§ Instructions for the task:
Report every line in the listing that contains the string "golpea".

§ Data supplied:
- - - - -

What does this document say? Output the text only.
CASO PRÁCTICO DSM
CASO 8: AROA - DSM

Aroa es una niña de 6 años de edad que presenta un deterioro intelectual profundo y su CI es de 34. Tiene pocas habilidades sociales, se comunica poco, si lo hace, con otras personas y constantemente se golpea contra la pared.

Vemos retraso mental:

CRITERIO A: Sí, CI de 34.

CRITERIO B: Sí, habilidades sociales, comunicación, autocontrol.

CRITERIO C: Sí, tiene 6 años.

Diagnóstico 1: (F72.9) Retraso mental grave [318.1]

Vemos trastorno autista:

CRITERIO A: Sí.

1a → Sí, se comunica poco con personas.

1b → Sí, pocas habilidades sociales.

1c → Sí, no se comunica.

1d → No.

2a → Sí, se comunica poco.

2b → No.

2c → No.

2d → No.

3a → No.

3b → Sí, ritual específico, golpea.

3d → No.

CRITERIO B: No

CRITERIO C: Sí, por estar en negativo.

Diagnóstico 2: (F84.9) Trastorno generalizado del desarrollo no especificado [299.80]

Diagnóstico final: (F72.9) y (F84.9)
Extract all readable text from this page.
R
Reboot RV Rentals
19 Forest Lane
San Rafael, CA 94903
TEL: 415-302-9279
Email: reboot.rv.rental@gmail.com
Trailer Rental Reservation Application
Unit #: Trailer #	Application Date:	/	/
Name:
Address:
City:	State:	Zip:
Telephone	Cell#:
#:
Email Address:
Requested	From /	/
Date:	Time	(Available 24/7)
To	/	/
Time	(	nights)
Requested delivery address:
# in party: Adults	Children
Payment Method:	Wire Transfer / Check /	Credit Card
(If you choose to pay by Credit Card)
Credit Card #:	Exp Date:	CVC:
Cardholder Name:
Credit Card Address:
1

- - - - -

§ Result of this task:
Aroa es una niña de 6 años de edad que presenta un deterioro intelectual profundo y su CI es de 34. Tiene pocas habilidades sociales, se comunica poco, si lo hace, con otras personas y constantemente se golpea contra la pared.
3b → Sí, ritual específico, golpea.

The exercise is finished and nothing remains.